- Task to carry out
Repeat, without any change, the entries presented below.
==*==
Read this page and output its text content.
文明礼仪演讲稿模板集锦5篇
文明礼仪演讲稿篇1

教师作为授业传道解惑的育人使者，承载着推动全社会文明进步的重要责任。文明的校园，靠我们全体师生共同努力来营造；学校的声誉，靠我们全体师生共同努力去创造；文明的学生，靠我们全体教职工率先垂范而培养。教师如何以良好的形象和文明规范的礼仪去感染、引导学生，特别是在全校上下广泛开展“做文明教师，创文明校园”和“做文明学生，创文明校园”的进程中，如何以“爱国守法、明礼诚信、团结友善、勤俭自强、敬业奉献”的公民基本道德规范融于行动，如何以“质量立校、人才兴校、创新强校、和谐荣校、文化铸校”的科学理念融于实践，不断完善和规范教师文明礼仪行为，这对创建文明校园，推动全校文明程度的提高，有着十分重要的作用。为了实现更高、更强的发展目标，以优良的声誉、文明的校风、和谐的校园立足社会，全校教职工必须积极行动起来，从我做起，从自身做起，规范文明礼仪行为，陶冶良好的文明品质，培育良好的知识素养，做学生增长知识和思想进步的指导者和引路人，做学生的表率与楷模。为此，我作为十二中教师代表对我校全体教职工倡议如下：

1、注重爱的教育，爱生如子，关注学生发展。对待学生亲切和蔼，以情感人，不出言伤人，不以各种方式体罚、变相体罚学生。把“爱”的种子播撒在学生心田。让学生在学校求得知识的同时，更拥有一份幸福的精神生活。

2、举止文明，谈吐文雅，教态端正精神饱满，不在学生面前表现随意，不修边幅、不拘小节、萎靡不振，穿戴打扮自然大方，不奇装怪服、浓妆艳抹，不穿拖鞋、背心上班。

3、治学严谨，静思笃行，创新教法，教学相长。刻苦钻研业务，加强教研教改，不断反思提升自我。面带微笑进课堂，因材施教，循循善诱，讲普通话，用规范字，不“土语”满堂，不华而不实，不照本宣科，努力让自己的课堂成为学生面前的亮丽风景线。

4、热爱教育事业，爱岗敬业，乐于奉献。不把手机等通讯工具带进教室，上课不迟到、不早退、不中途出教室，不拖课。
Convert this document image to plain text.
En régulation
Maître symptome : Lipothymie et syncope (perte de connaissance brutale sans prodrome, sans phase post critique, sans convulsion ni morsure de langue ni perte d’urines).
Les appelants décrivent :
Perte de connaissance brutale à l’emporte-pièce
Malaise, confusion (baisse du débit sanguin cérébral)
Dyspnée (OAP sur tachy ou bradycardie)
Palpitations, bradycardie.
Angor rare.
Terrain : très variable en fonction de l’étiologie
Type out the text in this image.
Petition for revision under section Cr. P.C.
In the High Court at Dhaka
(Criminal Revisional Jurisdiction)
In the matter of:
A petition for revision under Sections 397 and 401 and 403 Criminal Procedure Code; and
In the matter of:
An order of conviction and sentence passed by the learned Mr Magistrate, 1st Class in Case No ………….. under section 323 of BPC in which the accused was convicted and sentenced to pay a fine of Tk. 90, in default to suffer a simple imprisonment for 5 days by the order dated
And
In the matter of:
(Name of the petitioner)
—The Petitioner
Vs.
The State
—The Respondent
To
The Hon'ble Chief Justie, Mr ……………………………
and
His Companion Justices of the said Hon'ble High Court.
==*==
- Output of the exercise
Read this page and output its text content.
文明礼仪演讲稿模板集锦5篇
文明礼仪演讲稿篇1

教师作为授业传道解惑的育人使者，承载着推动全社会文明进步的重要责任。文明的校园，靠我们全体师生共同努力来营造；学校的声誉，靠我们全体师生共同努力去创造；文明的学生，靠我们全体教职工率先垂范而培养。教师如何以良好的形象和文明规范的礼仪去感染、引导学生，特别是在全校上下广泛开展“做文明教师，创文明校园”和“做文明学生，创文明校园”的进程中，如何以“爱国守法、明礼诚信、团结友善、勤俭自强、敬业奉献”的公民基本道德规范融于行动，如何以“质量立校、人才兴校、创新强校、和谐荣校、文化铸校”的科学理念融于实践，不断完善和规范教师文明礼仪行为，这对创建文明校园，推动全校文明程度的提高，有着十分重要的作用。为了实现更高、更强的发展目标，以优良的声誉、文明的校风、和谐的校园立足社会，全校教职工必须积极行动起来，从我做起，从自身做起，规范文明礼仪行为，陶冶良好的文明品质，培育良好的知识素养，做学生增长知识和思想进步的指导者和引路人，做学生的表率与楷模。为此，我作为十二中教师代表对我校全体教职工倡议如下：

1、注重爱的教育，爱生如子，关注学生发展。对待学生亲切和蔼，以情感人，不出言伤人，不以各种方式体罚、变相体罚学生。把“爱”的种子播撒在学生心田。让学生在学校求得知识的同时，更拥有一份幸福的精神生活。

2、举止文明，谈吐文雅，教态端正精神饱满，不在学生面前表现随意，不修边幅、不拘小节、萎靡不振，穿戴打扮自然大方，不奇装怪服、浓妆艳抹，不穿拖鞋、背心上班。

3、治学严谨，静思笃行，创新教法，教学相长。刻苦钻研业务，加强教研教改，不断反思提升自我。面带微笑进课堂，因材施教，循循善诱，讲普通话，用规范字，不“土语”满堂，不华而不实，不照本宣科，努力让自己的课堂成为学生面前的亮丽风景线。

4、热爱教育事业，爱岗敬业，乐于奉献。不把手机等通讯工具带进教室，上课不迟到、不早退、不中途出教室，不拖课。
Convert this document image to plain text.
En régulation
Maître symptome : Lipothymie et syncope (perte de connaissance brutale sans prodrome, sans phase post critique, sans convulsion ni morsure de langue ni perte d’urines).
Les appelants décrivent :
Perte de connaissance brutale à l’emporte-pièce
Malaise, confusion (baisse du débit sanguin cérébral)
Dyspnée (OAP sur tachy ou bradycardie)
Palpitations, bradycardie.
Angor rare.
Terrain : très variable en fonction de l’étiologie
Type out the text in this image.
Petition for revision under section Cr. P.C.
In the High Court at Dhaka
(Criminal Revisional Jurisdiction)
In the matter of:
A petition for revision under Sections 397 and 401 and 403 Criminal Procedure Code; and
In the matter of:
An order of conviction and sentence passed by the learned Mr Magistrate, 1st Class in Case No ………….. under section 323 of BPC in which the accused was convicted and sentenced to pay a fine of Tk. 90, in default to suffer a simple imprisonment for 5 days by the order dated
And
In the matter of:
(Name of the petitioner)
—The Petitioner
Vs.
The State
—The Respondent
To
The Hon'ble Chief Justie, Mr ……………………………
and
His Companion Justices of the said Hon'ble High Court.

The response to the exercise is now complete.